Goal of the exercise = Look through the data below. Pick out the lines holding the string "Cleanings".

--*--

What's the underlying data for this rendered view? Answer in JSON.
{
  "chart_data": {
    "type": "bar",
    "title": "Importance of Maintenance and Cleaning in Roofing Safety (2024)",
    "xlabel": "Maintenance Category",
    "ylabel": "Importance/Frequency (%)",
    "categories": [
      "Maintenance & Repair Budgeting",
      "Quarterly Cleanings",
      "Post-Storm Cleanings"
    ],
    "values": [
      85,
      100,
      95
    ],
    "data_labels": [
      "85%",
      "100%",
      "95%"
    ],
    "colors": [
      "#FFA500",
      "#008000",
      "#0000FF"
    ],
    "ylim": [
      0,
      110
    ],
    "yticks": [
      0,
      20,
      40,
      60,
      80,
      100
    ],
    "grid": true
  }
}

--*--

Expected answer =
      "Quarterly Cleanings",
      "Post-Storm Cleanings"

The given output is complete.